▶ THE DATA
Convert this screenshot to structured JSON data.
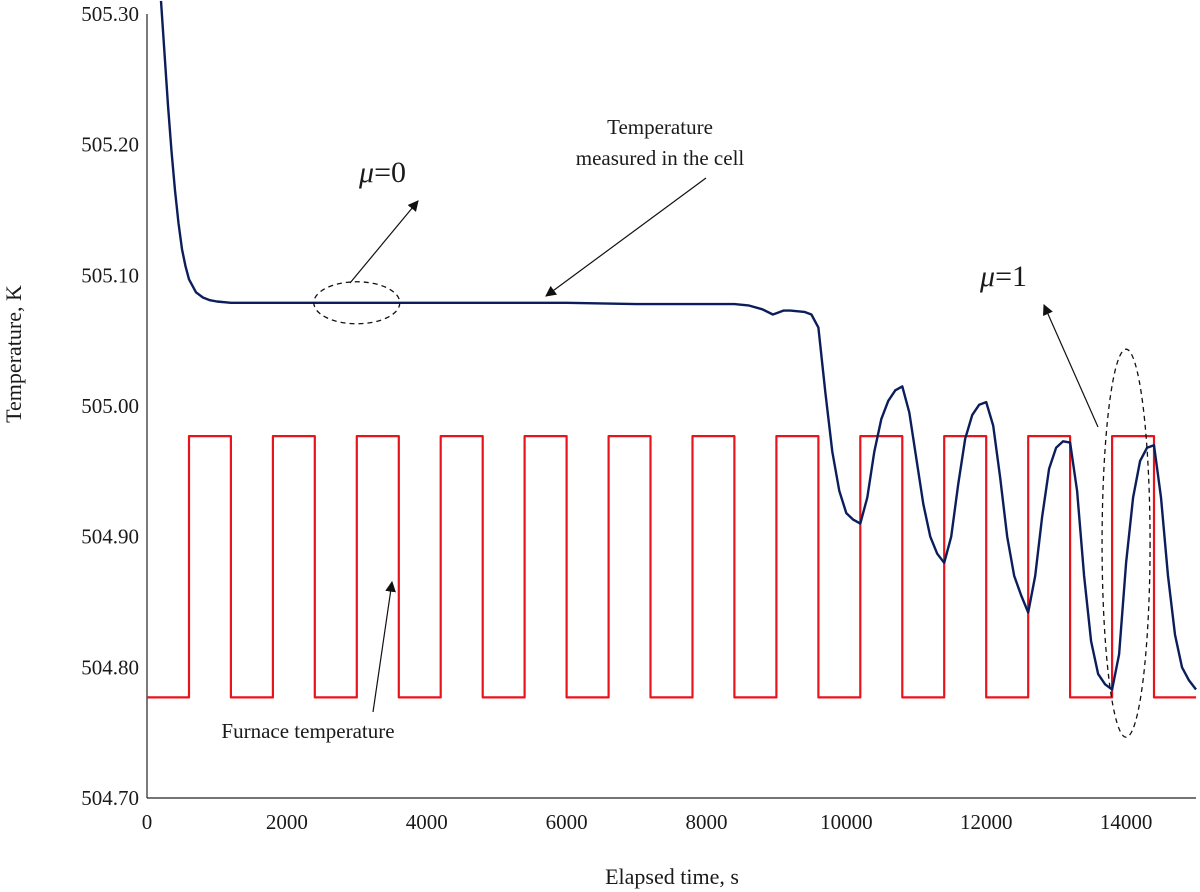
{
  "chart_data": {
    "type": "line",
    "xlabel": "Elapsed time, s",
    "ylabel": "Temperature, K",
    "xlim": [
      0,
      15000
    ],
    "ylim": [
      504.7,
      505.3
    ],
    "x_ticks": [
      0,
      2000,
      4000,
      6000,
      8000,
      10000,
      12000,
      14000
    ],
    "y_ticks": [
      504.7,
      504.8,
      504.9,
      505.0,
      505.1,
      505.2,
      505.3
    ],
    "x_tick_labels": [
      "0",
      "2000",
      "4000",
      "6000",
      "8000",
      "10000",
      "12000",
      "14000"
    ],
    "y_tick_labels": [
      "504.70",
      "504.80",
      "504.90",
      "505.00",
      "505.10",
      "505.20",
      "505.30"
    ],
    "grid": false,
    "series": [
      {
        "name": "Temperature measured in the cell",
        "color": "#0b1e5b",
        "x": [
          200,
          250,
          300,
          350,
          400,
          450,
          500,
          550,
          600,
          700,
          800,
          900,
          1000,
          1200,
          1500,
          2000,
          3000,
          4000,
          5000,
          6000,
          7000,
          8000,
          8400,
          8600,
          8800,
          8950,
          9000,
          9100,
          9200,
          9400,
          9500,
          9600,
          9700,
          9800,
          9900,
          10000,
          10100,
          10200,
          10300,
          10400,
          10500,
          10600,
          10700,
          10800,
          10900,
          11000,
          11100,
          11200,
          11300,
          11400,
          11500,
          11600,
          11700,
          11800,
          11900,
          12000,
          12100,
          12200,
          12300,
          12400,
          12500,
          12600,
          12700,
          12800,
          12900,
          13000,
          13100,
          13200,
          13300,
          13400,
          13500,
          13600,
          13700,
          13800,
          13900,
          14000,
          14100,
          14200,
          14300,
          14400,
          14500,
          14600,
          14700,
          14800,
          14900,
          15000
        ],
        "y": [
          505.31,
          505.27,
          505.23,
          505.195,
          505.165,
          505.14,
          505.12,
          505.107,
          505.097,
          505.087,
          505.083,
          505.081,
          505.08,
          505.079,
          505.079,
          505.079,
          505.079,
          505.079,
          505.079,
          505.079,
          505.078,
          505.078,
          505.078,
          505.077,
          505.074,
          505.07,
          505.071,
          505.073,
          505.073,
          505.072,
          505.07,
          505.06,
          505.01,
          504.965,
          504.935,
          504.918,
          504.913,
          504.91,
          504.93,
          504.965,
          504.99,
          505.004,
          505.012,
          505.015,
          504.995,
          504.96,
          504.925,
          504.9,
          504.887,
          504.88,
          504.9,
          504.94,
          504.975,
          504.993,
          505.001,
          505.003,
          504.985,
          504.945,
          504.9,
          504.87,
          504.855,
          504.842,
          504.87,
          504.915,
          504.952,
          504.968,
          504.973,
          504.972,
          504.935,
          504.87,
          504.82,
          504.795,
          504.787,
          504.783,
          504.81,
          504.88,
          504.93,
          504.958,
          504.968,
          504.97,
          504.93,
          504.87,
          504.825,
          504.8,
          504.79,
          504.783
        ]
      },
      {
        "name": "Furnace temperature",
        "color": "#e8141b",
        "low": 504.777,
        "high": 504.977,
        "x": [
          0,
          600,
          600,
          1200,
          1200,
          1800,
          1800,
          2400,
          2400,
          3000,
          3000,
          3600,
          3600,
          4200,
          4200,
          4800,
          4800,
          5400,
          5400,
          6000,
          6000,
          6600,
          6600,
          7200,
          7200,
          7800,
          7800,
          8400,
          8400,
          9000,
          9000,
          9600,
          9600,
          10200,
          10200,
          10800,
          10800,
          11400,
          11400,
          12000,
          12000,
          12600,
          12600,
          13200,
          13200,
          13800,
          13800,
          14400,
          14400,
          15000
        ],
        "y": [
          504.777,
          504.777,
          504.977,
          504.977,
          504.777,
          504.777,
          504.977,
          504.977,
          504.777,
          504.777,
          504.977,
          504.977,
          504.777,
          504.777,
          504.977,
          504.977,
          504.777,
          504.777,
          504.977,
          504.977,
          504.777,
          504.777,
          504.977,
          504.977,
          504.777,
          504.777,
          504.977,
          504.977,
          504.777,
          504.777,
          504.977,
          504.977,
          504.777,
          504.777,
          504.977,
          504.977,
          504.777,
          504.777,
          504.977,
          504.977,
          504.777,
          504.777,
          504.977,
          504.977,
          504.777,
          504.777,
          504.977,
          504.977,
          504.777,
          504.777
        ]
      }
    ],
    "annotations": [
      {
        "id": "mu0",
        "lines": [
          "μ=0"
        ]
      },
      {
        "id": "mu1",
        "lines": [
          "μ=1"
        ]
      },
      {
        "id": "cell",
        "lines": [
          "Temperature",
          "measured in the cell"
        ]
      },
      {
        "id": "furnace",
        "lines": [
          "Furnace temperature"
        ]
      }
    ],
    "callout_targets": [
      {
        "id": "mu0-ellipse",
        "x": 3000,
        "y": 505.079
      },
      {
        "id": "mu1-ellipse",
        "x": 14000,
        "y": 504.895
      }
    ]
  }
}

▶ WHAT YOU NEED TO DO
Keep the pictures out of the copy and return the rest of the data above exactly.

▶ EXPECTED OUTPUT
Convert this screenshot to structured JSON data.
{
  "chart_data": {
    "type": "line",
    "xlabel": "Elapsed time, s",
    "ylabel": "Temperature, K",
    "xlim": [
      0,
      15000
    ],
    "ylim": [
      504.7,
      505.3
    ],
    "x_ticks": [
      0,
      2000,
      4000,
      6000,
      8000,
      10000,
      12000,
      14000
    ],
    "y_ticks": [
      504.7,
      504.8,
      504.9,
      505.0,
      505.1,
      505.2,
      505.3
    ],
    "x_tick_labels": [
      "0",
      "2000",
      "4000",
      "6000",
      "8000",
      "10000",
      "12000",
      "14000"
    ],
    "y_tick_labels": [
      "504.70",
      "504.80",
      "504.90",
      "505.00",
      "505.10",
      "505.20",
      "505.30"
    ],
    "grid": false,
    "series": [
      {
        "name": "Temperature measured in the cell",
        "color": "#0b1e5b",
        "x": [
          200,
          250,
          300,
          350,
          400,
          450,
          500,
          550,
          600,
          700,
          800,
          900,
          1000,
          1200,
          1500,
          2000,
          3000,
          4000,
          5000,
          6000,
          7000,
          8000,
          8400,
          8600,
          8800,
          8950,
          9000,
          9100,
          9200,
          9400,
          9500,
          9600,
          9700,
          9800,
          9900,
          10000,
          10100,
          10200,
          10300,
          10400,
          10500,
          10600,
          10700,
          10800,
          10900,
          11000,
          11100,
          11200,
          11300,
          11400,
          11500,
          11600,
          11700,
          11800,
          11900,
          12000,
          12100,
          12200,
          12300,
          12400,
          12500,
          12600,
          12700,
          12800,
          12900,
          13000,
          13100,
          13200,
          13300,
          13400,
          13500,
          13600,
          13700,
          13800,
          13900,
          14000,
          14100,
          14200,
          14300,
          14400,
          14500,
          14600,
          14700,
          14800,
          14900,
          15000
        ],
        "y": [
          505.31,
          505.27,
          505.23,
          505.195,
          505.165,
          505.14,
          505.12,
          505.107,
          505.097,
          505.087,
          505.083,
          505.081,
          505.08,
          505.079,
          505.079,
          505.079,
          505.079,
          505.079,
          505.079,
          505.079,
          505.078,
          505.078,
          505.078,
          505.077,
          505.074,
          505.07,
          505.071,
          505.073,
          505.073,
          505.072,
          505.07,
          505.06,
          505.01,
          504.965,
          504.935,
          504.918,
          504.913,
          504.91,
          504.93,
          504.965,
          504.99,
          505.004,
          505.012,
          505.015,
          504.995,
          504.96,
          504.925,
          504.9,
          504.887,
          504.88,
          504.9,
          504.94,
          504.975,
          504.993,
          505.001,
          505.003,
          504.985,
          504.945,
          504.9,
          504.87,
          504.855,
          504.842,
          504.87,
          504.915,
          504.952,
          504.968,
          504.973,
          504.972,
          504.935,
          504.87,
          504.82,
          504.795,
          504.787,
          504.783,
          504.81,
          504.88,
          504.93,
          504.958,
          504.968,
          504.97,
          504.93,
          504.87,
          504.825,
          504.8,
          504.79,
          504.783
        ]
      },
      {
        "name": "Furnace temperature",
        "color": "#e8141b",
        "low": 504.777,
        "high": 504.977,
        "x": [
          0,
          600,
          600,
          1200,
          1200,
          1800,
          1800,
          2400,
          2400,
          3000,
          3000,
          3600,
          3600,
          4200,
          4200,
          4800,
          4800,
          5400,
          5400,
          6000,
          6000,
          6600,
          6600,
          7200,
          7200,
          7800,
          7800,
          8400,
          8400,
          9000,
          9000,
          9600,
          9600,
          10200,
          10200,
          10800,
          10800,
          11400,
          11400,
          12000,
          12000,
          12600,
          12600,
          13200,
          13200,
          13800,
          13800,
          14400,
          14400,
          15000
        ],
        "y": [
          504.777,
          504.777,
          504.977,
          504.977,
          504.777,
          504.777,
          504.977,
          504.977,
          504.777,
          504.777,
          504.977,
          504.977,
          504.777,
          504.777,
          504.977,
          504.977,
          504.777,
          504.777,
          504.977,
          504.977,
          504.777,
          504.777,
          504.977,
          504.977,
          504.777,
          504.777,
          504.977,
          504.977,
          504.777,
          504.777,
          504.977,
          504.977,
          504.777,
          504.777,
          504.977,
          504.977,
          504.777,
          504.777,
          504.977,
          504.977,
          504.777,
          504.777,
          504.977,
          504.977,
          504.777,
          504.777,
          504.977,
          504.977,
          504.777,
          504.777
        ]
      }
    ],
    "annotations": [
      {
        "id": "mu0",
        "lines": [
          "μ=0"
        ]
      },
      {
        "id": "mu1",
        "lines": [
          "μ=1"
        ]
      },
      {
        "id": "cell",
        "lines": [
          "Temperature",
          "measured in the cell"
        ]
      },
      {
        "id": "furnace",
        "lines": [
          "Furnace temperature"
        ]
      }
    ],
    "callout_targets": [
      {
        "id": "mu0-ellipse",
        "x": 3000,
        "y": 505.079
      },
      {
        "id": "mu1-ellipse",
        "x": 14000,
        "y": 504.895
      }
    ]
  }
}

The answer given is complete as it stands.